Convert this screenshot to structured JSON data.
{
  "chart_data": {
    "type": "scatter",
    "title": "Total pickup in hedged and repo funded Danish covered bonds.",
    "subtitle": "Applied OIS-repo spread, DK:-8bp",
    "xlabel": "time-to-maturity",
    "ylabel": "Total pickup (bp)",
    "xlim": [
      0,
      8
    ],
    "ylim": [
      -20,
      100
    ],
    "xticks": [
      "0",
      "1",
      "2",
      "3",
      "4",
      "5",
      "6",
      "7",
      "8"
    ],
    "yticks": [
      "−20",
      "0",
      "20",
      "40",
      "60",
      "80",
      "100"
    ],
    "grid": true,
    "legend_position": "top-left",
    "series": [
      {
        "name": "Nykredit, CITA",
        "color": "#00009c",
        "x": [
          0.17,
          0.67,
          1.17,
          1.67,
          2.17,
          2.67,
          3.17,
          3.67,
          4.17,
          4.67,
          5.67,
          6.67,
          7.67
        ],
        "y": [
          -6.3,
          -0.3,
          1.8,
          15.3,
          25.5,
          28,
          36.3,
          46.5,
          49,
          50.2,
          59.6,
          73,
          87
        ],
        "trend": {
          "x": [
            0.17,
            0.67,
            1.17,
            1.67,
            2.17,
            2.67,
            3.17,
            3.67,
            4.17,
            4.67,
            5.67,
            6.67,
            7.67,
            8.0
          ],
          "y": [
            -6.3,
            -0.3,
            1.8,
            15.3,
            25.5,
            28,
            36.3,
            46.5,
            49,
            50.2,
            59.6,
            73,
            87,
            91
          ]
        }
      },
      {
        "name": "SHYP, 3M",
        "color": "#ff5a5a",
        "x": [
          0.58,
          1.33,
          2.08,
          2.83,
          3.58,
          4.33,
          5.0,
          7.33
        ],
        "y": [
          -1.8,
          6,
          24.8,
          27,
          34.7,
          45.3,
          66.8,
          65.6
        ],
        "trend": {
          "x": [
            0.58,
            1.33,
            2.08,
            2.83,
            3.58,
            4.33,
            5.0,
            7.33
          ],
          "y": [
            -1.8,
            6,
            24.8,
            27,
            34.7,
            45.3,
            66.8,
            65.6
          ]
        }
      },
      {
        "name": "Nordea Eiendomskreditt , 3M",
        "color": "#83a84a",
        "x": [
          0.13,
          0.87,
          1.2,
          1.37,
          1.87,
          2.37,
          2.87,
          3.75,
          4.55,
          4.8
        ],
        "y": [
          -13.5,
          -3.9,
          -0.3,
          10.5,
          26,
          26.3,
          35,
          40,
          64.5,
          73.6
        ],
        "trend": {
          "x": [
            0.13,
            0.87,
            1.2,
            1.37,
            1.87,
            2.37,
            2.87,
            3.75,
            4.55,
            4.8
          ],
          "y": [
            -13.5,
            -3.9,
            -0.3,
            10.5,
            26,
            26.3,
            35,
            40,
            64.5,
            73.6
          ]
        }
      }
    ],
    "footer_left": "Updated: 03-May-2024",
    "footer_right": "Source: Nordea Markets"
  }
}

________________________________________

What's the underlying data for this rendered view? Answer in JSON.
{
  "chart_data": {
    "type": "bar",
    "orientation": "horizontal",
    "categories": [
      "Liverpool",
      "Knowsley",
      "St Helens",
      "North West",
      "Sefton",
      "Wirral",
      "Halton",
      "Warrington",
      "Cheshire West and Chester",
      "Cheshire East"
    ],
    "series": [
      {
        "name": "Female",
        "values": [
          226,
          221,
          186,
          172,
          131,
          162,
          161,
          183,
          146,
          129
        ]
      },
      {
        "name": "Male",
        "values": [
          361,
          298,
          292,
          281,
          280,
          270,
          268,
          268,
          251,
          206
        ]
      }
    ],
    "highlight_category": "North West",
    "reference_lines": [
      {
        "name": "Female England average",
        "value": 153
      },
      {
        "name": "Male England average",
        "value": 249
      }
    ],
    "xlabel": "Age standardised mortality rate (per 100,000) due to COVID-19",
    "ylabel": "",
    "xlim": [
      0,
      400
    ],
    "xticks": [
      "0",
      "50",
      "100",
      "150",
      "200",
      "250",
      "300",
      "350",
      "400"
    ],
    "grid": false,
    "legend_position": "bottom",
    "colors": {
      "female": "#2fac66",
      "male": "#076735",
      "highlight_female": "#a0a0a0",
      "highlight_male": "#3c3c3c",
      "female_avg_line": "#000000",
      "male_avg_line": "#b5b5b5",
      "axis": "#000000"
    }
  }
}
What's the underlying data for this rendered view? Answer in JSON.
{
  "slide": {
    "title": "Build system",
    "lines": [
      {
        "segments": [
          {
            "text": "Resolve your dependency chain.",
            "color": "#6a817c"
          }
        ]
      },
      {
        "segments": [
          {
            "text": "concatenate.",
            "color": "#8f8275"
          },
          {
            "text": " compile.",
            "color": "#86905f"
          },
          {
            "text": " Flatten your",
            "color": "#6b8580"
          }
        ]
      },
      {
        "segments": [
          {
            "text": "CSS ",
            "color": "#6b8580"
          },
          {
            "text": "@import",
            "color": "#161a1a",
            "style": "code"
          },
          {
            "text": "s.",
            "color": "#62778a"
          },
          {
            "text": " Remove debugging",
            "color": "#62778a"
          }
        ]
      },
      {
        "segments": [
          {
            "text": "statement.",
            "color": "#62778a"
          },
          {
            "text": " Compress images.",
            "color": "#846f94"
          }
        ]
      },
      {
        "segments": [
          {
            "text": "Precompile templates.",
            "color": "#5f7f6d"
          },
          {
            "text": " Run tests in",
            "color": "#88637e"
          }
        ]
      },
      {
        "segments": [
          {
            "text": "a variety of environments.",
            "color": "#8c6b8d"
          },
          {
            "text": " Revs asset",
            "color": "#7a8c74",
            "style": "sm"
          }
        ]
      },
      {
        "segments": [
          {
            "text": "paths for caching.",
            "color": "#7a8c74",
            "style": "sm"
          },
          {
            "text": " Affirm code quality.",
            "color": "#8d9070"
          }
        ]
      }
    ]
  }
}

________________________________________

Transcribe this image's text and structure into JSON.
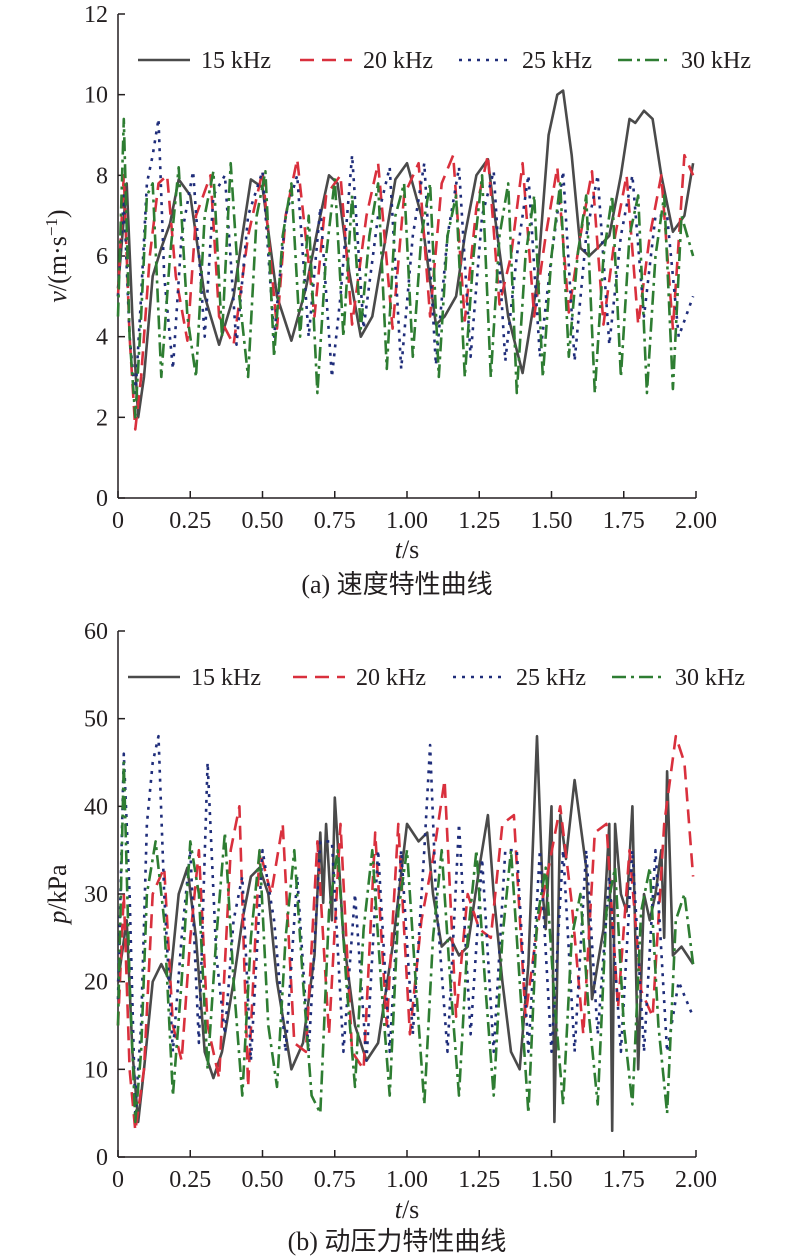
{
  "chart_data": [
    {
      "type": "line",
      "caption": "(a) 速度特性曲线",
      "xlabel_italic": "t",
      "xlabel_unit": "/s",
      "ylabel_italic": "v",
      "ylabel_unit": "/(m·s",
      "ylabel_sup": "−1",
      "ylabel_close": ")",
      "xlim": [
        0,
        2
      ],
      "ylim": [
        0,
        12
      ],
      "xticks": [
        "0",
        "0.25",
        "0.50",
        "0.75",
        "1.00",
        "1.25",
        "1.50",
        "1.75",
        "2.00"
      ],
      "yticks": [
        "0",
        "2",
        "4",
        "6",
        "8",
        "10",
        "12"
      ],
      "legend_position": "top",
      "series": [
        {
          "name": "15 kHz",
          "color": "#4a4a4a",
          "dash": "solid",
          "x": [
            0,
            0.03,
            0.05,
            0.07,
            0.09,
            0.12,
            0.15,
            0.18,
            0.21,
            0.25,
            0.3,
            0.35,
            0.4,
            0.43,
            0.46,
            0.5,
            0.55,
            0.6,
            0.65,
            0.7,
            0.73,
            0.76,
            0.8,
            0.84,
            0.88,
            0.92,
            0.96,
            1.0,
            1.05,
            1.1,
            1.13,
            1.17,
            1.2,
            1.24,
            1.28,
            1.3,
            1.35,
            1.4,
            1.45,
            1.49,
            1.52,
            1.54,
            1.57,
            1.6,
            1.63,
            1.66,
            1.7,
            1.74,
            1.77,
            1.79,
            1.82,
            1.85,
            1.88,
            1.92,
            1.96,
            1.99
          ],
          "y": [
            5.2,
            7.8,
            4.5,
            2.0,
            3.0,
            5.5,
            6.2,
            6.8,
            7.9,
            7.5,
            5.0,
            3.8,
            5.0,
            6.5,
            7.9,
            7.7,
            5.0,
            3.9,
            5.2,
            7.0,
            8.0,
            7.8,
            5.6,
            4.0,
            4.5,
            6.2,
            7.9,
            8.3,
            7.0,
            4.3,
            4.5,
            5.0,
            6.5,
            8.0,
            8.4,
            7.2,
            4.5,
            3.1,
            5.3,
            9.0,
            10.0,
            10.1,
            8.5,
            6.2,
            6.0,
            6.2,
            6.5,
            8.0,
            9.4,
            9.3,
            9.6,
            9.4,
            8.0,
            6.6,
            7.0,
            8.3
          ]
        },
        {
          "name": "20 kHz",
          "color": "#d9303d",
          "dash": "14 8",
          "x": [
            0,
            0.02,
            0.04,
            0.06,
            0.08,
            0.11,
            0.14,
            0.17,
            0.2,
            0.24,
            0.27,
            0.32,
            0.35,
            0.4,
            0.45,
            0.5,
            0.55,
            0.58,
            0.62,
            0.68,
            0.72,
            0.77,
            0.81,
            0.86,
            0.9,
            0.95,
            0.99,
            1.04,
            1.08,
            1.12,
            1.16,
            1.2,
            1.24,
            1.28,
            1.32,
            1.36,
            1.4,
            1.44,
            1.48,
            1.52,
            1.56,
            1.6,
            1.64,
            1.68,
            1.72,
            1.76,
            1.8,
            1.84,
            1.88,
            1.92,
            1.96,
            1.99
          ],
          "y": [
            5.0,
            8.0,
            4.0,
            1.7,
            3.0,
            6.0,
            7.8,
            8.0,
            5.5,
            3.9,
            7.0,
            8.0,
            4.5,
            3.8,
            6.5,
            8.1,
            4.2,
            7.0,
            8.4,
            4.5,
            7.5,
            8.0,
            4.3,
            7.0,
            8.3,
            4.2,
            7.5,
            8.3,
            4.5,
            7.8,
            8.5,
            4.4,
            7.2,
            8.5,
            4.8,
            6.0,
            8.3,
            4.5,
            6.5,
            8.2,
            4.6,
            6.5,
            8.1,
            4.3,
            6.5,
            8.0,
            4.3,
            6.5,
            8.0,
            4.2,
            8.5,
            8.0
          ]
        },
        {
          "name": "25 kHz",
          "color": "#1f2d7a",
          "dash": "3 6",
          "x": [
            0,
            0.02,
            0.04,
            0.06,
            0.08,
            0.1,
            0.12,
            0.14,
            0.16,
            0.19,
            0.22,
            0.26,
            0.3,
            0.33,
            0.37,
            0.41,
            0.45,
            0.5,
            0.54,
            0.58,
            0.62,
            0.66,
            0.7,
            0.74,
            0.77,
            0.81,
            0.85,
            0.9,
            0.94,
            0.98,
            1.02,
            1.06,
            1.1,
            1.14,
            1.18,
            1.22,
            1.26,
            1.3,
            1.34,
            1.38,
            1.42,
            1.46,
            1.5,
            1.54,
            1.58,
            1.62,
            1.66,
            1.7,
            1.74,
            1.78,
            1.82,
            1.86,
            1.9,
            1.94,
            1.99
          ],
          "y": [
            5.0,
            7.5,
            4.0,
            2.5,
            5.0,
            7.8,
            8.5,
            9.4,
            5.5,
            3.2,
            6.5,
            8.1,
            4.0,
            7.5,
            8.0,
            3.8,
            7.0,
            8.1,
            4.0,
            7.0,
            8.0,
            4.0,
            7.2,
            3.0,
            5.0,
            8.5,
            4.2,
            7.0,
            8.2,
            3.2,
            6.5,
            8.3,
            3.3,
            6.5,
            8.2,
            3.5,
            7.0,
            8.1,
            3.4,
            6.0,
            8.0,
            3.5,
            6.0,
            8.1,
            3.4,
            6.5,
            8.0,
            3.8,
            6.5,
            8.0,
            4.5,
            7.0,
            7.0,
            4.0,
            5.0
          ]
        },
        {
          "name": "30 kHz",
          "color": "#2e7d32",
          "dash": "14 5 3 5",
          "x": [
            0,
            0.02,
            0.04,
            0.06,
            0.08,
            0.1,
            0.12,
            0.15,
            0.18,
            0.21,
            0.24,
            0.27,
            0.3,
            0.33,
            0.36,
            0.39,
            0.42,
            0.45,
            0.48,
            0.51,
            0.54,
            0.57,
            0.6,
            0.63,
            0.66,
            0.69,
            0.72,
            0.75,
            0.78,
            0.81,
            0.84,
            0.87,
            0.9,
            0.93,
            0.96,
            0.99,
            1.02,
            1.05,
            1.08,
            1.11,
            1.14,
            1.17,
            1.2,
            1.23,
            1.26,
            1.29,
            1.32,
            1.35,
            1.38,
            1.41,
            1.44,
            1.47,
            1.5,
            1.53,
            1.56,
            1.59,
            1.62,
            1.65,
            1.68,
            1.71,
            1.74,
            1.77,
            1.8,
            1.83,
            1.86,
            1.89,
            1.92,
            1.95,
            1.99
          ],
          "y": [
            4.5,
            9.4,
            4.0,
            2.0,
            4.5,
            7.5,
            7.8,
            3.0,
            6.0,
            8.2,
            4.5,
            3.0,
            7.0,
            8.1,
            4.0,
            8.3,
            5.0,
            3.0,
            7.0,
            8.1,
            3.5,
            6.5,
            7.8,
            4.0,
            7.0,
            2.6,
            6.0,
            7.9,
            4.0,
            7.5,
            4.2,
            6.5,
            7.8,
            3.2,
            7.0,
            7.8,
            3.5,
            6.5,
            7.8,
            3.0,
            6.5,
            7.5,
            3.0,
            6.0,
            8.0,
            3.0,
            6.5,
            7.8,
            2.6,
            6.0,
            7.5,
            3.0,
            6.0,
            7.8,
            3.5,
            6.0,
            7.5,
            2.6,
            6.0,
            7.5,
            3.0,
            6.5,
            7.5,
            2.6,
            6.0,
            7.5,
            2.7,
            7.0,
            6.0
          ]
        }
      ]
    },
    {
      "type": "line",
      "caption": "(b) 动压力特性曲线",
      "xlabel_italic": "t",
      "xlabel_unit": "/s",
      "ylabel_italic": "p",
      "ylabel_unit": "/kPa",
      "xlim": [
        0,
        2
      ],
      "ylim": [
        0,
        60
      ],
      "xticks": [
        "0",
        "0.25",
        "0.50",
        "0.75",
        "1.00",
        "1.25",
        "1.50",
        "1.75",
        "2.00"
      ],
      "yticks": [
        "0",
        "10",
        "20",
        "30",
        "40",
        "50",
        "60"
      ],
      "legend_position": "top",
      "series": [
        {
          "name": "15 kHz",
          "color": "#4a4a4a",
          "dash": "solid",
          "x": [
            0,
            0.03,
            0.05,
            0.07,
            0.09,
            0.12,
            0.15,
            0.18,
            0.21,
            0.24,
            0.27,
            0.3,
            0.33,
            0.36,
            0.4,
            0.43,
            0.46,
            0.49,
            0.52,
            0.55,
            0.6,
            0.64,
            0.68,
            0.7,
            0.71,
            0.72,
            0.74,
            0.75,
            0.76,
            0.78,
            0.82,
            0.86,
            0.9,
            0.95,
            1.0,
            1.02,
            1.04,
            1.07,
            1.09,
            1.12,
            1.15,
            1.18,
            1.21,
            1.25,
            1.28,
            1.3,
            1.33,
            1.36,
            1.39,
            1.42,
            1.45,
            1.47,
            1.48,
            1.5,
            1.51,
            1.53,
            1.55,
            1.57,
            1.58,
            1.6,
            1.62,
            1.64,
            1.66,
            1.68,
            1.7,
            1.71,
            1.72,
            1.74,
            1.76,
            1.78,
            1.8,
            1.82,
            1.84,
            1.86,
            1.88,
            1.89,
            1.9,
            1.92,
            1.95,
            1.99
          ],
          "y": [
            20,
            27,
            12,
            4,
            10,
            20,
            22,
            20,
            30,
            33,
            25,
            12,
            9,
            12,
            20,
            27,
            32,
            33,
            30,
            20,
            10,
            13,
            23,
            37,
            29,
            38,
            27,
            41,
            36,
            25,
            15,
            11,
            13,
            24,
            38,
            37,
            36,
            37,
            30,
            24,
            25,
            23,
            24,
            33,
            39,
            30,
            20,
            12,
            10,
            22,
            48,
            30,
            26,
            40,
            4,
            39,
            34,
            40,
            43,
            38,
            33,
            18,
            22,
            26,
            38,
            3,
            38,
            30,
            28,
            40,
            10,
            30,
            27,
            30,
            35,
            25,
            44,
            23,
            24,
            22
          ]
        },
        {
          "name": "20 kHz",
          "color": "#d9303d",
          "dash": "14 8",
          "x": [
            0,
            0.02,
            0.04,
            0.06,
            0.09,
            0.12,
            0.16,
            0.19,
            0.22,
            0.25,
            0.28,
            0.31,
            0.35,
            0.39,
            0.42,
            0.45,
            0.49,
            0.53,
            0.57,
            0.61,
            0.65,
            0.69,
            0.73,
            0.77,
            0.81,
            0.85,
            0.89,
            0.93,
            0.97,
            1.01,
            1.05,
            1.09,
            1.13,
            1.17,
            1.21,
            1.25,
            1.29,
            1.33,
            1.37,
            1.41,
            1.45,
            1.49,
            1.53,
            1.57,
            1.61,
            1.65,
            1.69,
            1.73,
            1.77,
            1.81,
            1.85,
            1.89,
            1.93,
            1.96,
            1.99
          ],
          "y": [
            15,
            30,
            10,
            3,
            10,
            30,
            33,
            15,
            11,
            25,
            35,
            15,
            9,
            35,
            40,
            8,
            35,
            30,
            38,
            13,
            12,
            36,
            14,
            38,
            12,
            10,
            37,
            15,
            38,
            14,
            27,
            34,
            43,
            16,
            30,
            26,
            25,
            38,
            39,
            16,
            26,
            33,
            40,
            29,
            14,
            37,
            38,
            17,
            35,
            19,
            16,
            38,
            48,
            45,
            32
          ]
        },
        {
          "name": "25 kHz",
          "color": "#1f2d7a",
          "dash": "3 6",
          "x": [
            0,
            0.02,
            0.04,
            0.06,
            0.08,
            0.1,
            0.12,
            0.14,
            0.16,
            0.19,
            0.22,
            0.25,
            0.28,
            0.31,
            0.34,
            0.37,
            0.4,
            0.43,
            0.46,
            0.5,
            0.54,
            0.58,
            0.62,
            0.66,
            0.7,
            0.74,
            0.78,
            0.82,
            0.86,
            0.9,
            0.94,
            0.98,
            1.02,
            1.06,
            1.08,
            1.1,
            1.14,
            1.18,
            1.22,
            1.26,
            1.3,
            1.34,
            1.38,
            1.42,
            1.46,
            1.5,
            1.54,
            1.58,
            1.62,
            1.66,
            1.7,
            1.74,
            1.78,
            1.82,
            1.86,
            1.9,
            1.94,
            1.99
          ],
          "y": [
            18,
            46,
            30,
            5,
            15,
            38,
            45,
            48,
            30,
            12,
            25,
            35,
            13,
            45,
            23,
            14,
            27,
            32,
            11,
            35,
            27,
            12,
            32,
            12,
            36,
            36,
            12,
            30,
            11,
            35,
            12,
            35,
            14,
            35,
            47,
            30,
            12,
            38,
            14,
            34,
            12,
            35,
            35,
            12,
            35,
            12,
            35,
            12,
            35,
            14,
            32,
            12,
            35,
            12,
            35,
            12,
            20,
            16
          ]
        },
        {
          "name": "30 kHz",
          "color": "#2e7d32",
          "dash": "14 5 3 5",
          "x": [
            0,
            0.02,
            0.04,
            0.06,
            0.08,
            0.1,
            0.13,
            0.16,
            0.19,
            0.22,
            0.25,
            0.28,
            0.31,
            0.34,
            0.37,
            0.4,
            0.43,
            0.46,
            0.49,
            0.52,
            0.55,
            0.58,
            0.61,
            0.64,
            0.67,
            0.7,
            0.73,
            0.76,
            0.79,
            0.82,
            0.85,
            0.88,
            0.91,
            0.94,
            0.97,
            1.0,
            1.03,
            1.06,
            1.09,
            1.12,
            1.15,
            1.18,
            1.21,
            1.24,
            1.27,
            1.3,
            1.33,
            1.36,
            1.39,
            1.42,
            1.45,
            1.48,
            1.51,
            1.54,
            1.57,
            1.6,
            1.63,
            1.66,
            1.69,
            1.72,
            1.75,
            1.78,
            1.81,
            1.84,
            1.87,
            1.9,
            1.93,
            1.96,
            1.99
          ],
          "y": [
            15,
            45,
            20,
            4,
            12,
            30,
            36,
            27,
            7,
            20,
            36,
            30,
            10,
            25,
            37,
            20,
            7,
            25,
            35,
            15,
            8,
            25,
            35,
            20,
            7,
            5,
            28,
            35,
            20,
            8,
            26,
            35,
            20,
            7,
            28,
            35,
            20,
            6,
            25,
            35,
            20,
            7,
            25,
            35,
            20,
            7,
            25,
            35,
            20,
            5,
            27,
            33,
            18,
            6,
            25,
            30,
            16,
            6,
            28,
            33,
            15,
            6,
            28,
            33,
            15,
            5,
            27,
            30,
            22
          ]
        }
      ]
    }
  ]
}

________________________________________

[REQUEST]
Locate the word "JSON" in the data above. Copy every line carrying it.

[OUTPUT OF THE EXERCISE]
Convert this screenshot to structured JSON data.
What's the underlying data for this rendered view? Answer in JSON.
What's the underlying data for this rendered view? Answer in JSON.
Transcribe this image's text and structure into JSON.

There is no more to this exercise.